■ DATA LISTING

:::::

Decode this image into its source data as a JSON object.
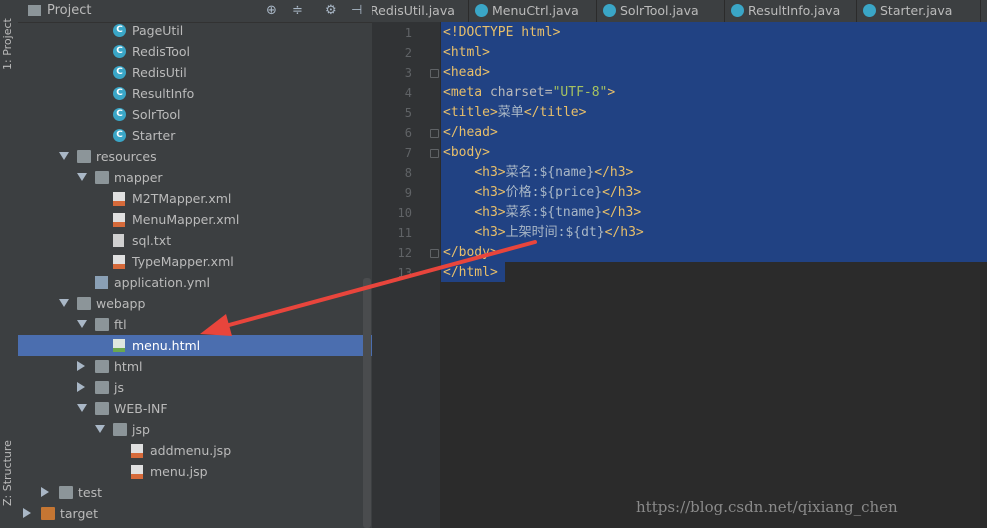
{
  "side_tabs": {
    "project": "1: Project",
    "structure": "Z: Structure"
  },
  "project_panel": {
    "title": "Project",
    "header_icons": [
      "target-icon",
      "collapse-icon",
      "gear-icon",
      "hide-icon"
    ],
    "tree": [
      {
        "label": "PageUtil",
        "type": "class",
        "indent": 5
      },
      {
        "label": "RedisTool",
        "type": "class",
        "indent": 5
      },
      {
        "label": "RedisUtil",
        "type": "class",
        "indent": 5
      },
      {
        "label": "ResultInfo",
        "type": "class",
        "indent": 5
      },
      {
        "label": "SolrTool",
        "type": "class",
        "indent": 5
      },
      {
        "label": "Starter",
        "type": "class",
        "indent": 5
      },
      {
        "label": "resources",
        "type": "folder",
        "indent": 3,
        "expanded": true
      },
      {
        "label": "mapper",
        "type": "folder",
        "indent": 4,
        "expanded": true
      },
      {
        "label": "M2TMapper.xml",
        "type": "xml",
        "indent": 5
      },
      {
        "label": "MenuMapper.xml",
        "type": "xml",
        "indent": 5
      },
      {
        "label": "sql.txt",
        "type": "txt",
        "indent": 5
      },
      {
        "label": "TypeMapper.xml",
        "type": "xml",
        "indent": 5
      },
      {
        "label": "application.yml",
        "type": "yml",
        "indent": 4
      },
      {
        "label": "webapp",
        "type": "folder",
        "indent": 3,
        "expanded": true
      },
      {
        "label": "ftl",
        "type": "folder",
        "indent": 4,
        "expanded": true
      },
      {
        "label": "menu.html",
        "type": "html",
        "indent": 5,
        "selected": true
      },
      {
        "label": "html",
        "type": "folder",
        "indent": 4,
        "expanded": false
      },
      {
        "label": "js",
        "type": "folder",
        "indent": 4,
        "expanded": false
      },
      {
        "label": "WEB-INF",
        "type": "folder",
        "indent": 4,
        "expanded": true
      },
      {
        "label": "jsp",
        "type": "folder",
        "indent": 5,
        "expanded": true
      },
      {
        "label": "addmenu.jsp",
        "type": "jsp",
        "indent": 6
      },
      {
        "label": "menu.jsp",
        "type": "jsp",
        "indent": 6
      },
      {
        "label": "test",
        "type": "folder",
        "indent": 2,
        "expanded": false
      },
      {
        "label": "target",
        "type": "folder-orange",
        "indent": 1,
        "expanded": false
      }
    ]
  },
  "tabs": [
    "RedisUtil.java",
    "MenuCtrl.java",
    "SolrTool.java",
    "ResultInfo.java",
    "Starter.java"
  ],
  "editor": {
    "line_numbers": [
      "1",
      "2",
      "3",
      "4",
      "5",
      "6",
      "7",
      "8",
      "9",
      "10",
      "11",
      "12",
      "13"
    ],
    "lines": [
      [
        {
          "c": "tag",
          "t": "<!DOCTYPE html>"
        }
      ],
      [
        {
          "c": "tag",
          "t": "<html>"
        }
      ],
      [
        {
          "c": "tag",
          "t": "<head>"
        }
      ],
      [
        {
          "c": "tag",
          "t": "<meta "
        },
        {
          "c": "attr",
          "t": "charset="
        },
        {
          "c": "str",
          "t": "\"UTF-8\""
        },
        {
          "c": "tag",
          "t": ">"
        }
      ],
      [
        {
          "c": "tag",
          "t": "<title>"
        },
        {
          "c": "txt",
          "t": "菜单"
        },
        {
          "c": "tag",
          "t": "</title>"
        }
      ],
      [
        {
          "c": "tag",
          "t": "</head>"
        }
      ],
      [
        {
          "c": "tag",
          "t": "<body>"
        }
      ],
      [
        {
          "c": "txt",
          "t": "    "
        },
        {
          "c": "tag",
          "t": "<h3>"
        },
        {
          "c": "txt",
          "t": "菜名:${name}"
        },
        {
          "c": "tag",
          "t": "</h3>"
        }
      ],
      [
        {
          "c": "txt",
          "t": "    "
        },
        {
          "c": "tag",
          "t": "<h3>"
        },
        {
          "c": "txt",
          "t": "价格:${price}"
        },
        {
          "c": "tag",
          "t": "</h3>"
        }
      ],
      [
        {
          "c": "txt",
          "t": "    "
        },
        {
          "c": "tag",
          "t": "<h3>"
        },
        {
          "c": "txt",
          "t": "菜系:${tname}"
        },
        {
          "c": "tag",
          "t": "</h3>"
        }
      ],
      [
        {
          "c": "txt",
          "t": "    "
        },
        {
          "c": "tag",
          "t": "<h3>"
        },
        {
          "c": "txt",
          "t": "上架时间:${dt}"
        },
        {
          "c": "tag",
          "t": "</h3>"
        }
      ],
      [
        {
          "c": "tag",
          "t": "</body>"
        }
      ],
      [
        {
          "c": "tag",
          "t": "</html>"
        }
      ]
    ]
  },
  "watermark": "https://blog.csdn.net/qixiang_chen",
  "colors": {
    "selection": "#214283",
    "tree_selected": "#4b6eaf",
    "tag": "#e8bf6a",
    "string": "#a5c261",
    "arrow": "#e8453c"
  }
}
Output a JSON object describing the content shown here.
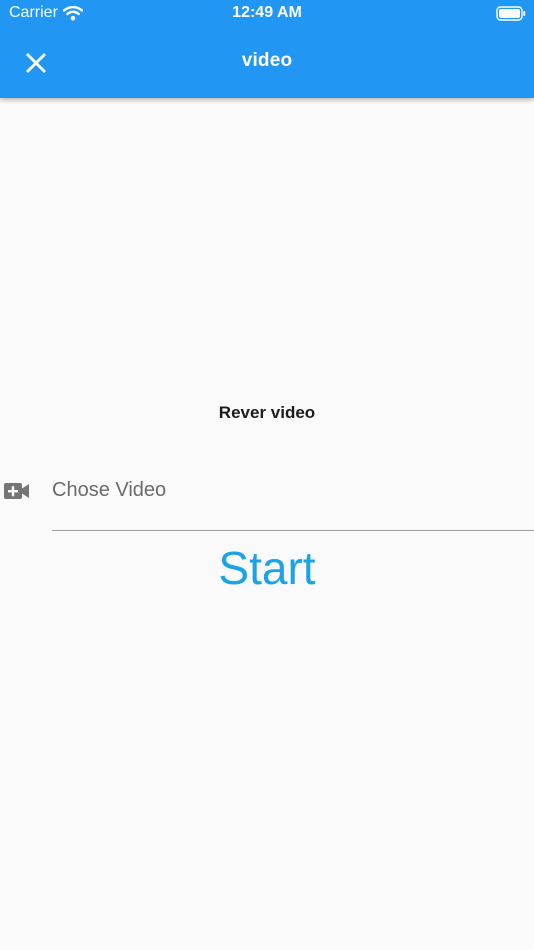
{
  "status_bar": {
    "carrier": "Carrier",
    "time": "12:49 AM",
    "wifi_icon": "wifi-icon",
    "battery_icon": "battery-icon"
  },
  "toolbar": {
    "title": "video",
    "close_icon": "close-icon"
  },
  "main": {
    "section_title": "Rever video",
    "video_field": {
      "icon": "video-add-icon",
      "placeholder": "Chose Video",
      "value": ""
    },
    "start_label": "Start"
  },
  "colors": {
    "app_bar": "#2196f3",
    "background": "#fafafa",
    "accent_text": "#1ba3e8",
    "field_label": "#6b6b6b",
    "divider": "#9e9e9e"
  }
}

:::::

Without the pictures, write out all of the material exactly.

■ FINAL RESULT
Decode this image into its source data as a JSON object.
{
  "side_tabs": {
    "project": "1: Project",
    "structure": "Z: Structure"
  },
  "project_panel": {
    "title": "Project",
    "header_icons": [
      "target-icon",
      "collapse-icon",
      "gear-icon",
      "hide-icon"
    ],
    "tree": [
      {
        "label": "PageUtil",
        "type": "class",
        "indent": 5
      },
      {
        "label": "RedisTool",
        "type": "class",
        "indent": 5
      },
      {
        "label": "RedisUtil",
        "type": "class",
        "indent": 5
      },
      {
        "label": "ResultInfo",
        "type": "class",
        "indent": 5
      },
      {
        "label": "SolrTool",
        "type": "class",
        "indent": 5
      },
      {
        "label": "Starter",
        "type": "class",
        "indent": 5
      },
      {
        "label": "resources",
        "type": "folder",
        "indent": 3,
        "expanded": true
      },
      {
        "label": "mapper",
        "type": "folder",
        "indent": 4,
        "expanded": true
      },
      {
        "label": "M2TMapper.xml",
        "type": "xml",
        "indent": 5
      },
      {
        "label": "MenuMapper.xml",
        "type": "xml",
        "indent": 5
      },
      {
        "label": "sql.txt",
        "type": "txt",
        "indent": 5
      },
      {
        "label": "TypeMapper.xml",
        "type": "xml",
        "indent": 5
      },
      {
        "label": "application.yml",
        "type": "yml",
        "indent": 4
      },
      {
        "label": "webapp",
        "type": "folder",
        "indent": 3,
        "expanded": true
      },
      {
        "label": "ftl",
        "type": "folder",
        "indent": 4,
        "expanded": true
      },
      {
        "label": "menu.html",
        "type": "html",
        "indent": 5,
        "selected": true
      },
      {
        "label": "html",
        "type": "folder",
        "indent": 4,
        "expanded": false
      },
      {
        "label": "js",
        "type": "folder",
        "indent": 4,
        "expanded": false
      },
      {
        "label": "WEB-INF",
        "type": "folder",
        "indent": 4,
        "expanded": true
      },
      {
        "label": "jsp",
        "type": "folder",
        "indent": 5,
        "expanded": true
      },
      {
        "label": "addmenu.jsp",
        "type": "jsp",
        "indent": 6
      },
      {
        "label": "menu.jsp",
        "type": "jsp",
        "indent": 6
      },
      {
        "label": "test",
        "type": "folder",
        "indent": 2,
        "expanded": false
      },
      {
        "label": "target",
        "type": "folder-orange",
        "indent": 1,
        "expanded": false
      }
    ]
  },
  "tabs": [
    "RedisUtil.java",
    "MenuCtrl.java",
    "SolrTool.java",
    "ResultInfo.java",
    "Starter.java"
  ],
  "editor": {
    "line_numbers": [
      "1",
      "2",
      "3",
      "4",
      "5",
      "6",
      "7",
      "8",
      "9",
      "10",
      "11",
      "12",
      "13"
    ],
    "lines": [
      [
        {
          "c": "tag",
          "t": "<!DOCTYPE html>"
        }
      ],
      [
        {
          "c": "tag",
          "t": "<html>"
        }
      ],
      [
        {
          "c": "tag",
          "t": "<head>"
        }
      ],
      [
        {
          "c": "tag",
          "t": "<meta "
        },
        {
          "c": "attr",
          "t": "charset="
        },
        {
          "c": "str",
          "t": "\"UTF-8\""
        },
        {
          "c": "tag",
          "t": ">"
        }
      ],
      [
        {
          "c": "tag",
          "t": "<title>"
        },
        {
          "c": "txt",
          "t": "菜单"
        },
        {
          "c": "tag",
          "t": "</title>"
        }
      ],
      [
        {
          "c": "tag",
          "t": "</head>"
        }
      ],
      [
        {
          "c": "tag",
          "t": "<body>"
        }
      ],
      [
        {
          "c": "txt",
          "t": "    "
        },
        {
          "c": "tag",
          "t": "<h3>"
        },
        {
          "c": "txt",
          "t": "菜名:${name}"
        },
        {
          "c": "tag",
          "t": "</h3>"
        }
      ],
      [
        {
          "c": "txt",
          "t": "    "
        },
        {
          "c": "tag",
          "t": "<h3>"
        },
        {
          "c": "txt",
          "t": "价格:${price}"
        },
        {
          "c": "tag",
          "t": "</h3>"
        }
      ],
      [
        {
          "c": "txt",
          "t": "    "
        },
        {
          "c": "tag",
          "t": "<h3>"
        },
        {
          "c": "txt",
          "t": "菜系:${tname}"
        },
        {
          "c": "tag",
          "t": "</h3>"
        }
      ],
      [
        {
          "c": "txt",
          "t": "    "
        },
        {
          "c": "tag",
          "t": "<h3>"
        },
        {
          "c": "txt",
          "t": "上架时间:${dt}"
        },
        {
          "c": "tag",
          "t": "</h3>"
        }
      ],
      [
        {
          "c": "tag",
          "t": "</body>"
        }
      ],
      [
        {
          "c": "tag",
          "t": "</html>"
        }
      ]
    ]
  },
  "watermark": "https://blog.csdn.net/qixiang_chen",
  "colors": {
    "selection": "#214283",
    "tree_selected": "#4b6eaf",
    "tag": "#e8bf6a",
    "string": "#a5c261",
    "arrow": "#e8453c"
  }
}
Output a JSON object describing the content shown here.
{
  "status_bar": {
    "carrier": "Carrier",
    "time": "12:49 AM",
    "wifi_icon": "wifi-icon",
    "battery_icon": "battery-icon"
  },
  "toolbar": {
    "title": "video",
    "close_icon": "close-icon"
  },
  "main": {
    "section_title": "Rever video",
    "video_field": {
      "icon": "video-add-icon",
      "placeholder": "Chose Video",
      "value": ""
    },
    "start_label": "Start"
  },
  "colors": {
    "app_bar": "#2196f3",
    "background": "#fafafa",
    "accent_text": "#1ba3e8",
    "field_label": "#6b6b6b",
    "divider": "#9e9e9e"
  }
}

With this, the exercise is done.